§ **Задача**: Пожалуйста, извлеките дословно из отрывка о Солоневиче фрагмент, в начале которого стоят слова «Эти строки написаны», а в конце слова «же мыслью предуказанный.».

§ **Отрывок**:

Страница 4 из 136
Золотые россыпи толстовского непротивленчества были разработаны до последней песчинки. А потом — получилась форменная ерунда. «Унылые тараканьи странствования, которые мы называем русской историей» — формулировка М. Горького! — каким-то непонятным образом пока что кончились в Берлине и на Эльбе. «Любовь к страданию», открытая в русской душе Достоевским, как-то не смогла ужиться с режимом оккупационных Шпенглеров, непротивленцы Каратаевы взялись за дубье и добряки Обломовы прошли тысячи две верст на восток и потом почти три тысячи верст на запад. И «нация, назначение которой еще в течение ряда поколений жить вне истории» сейчас делает даже и немецкую историю. Делает очень плохо, но все-таки делает».
Эти строки написаны Иваном Лукьяновичем в первые послевоенные годы, философ умер в 1953 году. Никогда не был он поклонником сталинского режима, скорее круто наоборот. Но сегодня аргентинский изгнанник был бы с теми, кто терпеливо и настойчиво объясняет очумелой России в чём ее величие и исторические предназначения, увы…
«Наша великая русская литература — за немногими исключениями — спровоцировала нас на революцию, — написал Иван Солоневич. — Она же спровоцировала немцев на завоевание. В самом деле: почему же нет? «Тараканьи странствования», «бродячая монгольская кровь» — тоже горьковская формулировка! — любовь к страданию, отсутствие государственной идеи, Обломовы и Каратаевы… Пустое место! Природа же, как известно, не терпит пустоты. Немцы и попёрли на пустое место, указанное им русской общественной мыслью. Как и русские — в революционный рай, им тою же мыслью предуказанный.

§ **Исходные данные**:
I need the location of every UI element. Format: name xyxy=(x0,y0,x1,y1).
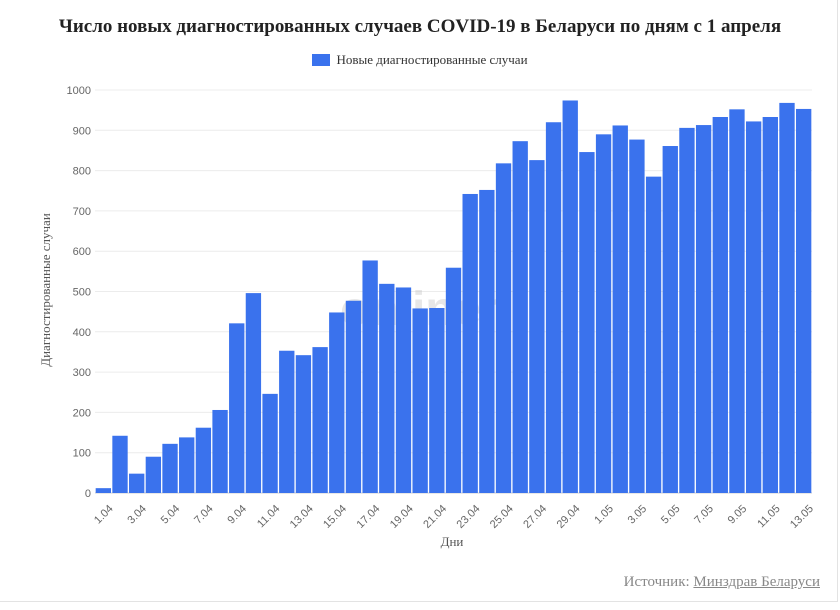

§ **Ответ**:
Эти строки написаны Иваном Лукьяновичем в первые послевоенные годы, философ умер в 1953 году. Никогда не был он поклонником сталинского режима, скорее круто наоборот. Но сегодня аргентинский изгнанник был бы с теми, кто терпеливо и настойчиво объясняет очумелой России в чём ее величие и исторические предназначения, увы…
«Наша великая русская литература — за немногими исключениями — спровоцировала нас на революцию, — написал Иван Солоневич. — Она же спровоцировала немцев на завоевание. В самом деле: почему же нет? «Тараканьи странствования», «бродячая монгольская кровь» — тоже горьковская формулировка! — любовь к страданию, отсутствие государственной идеи, Обломовы и Каратаевы… Пустое место! Природа же, как известно, не терпит пустоты. Немцы и попёрли на пустое место, указанное им русской общественной мыслью. Как и русские — в революционный рай, им тою же мыслью предуказанный.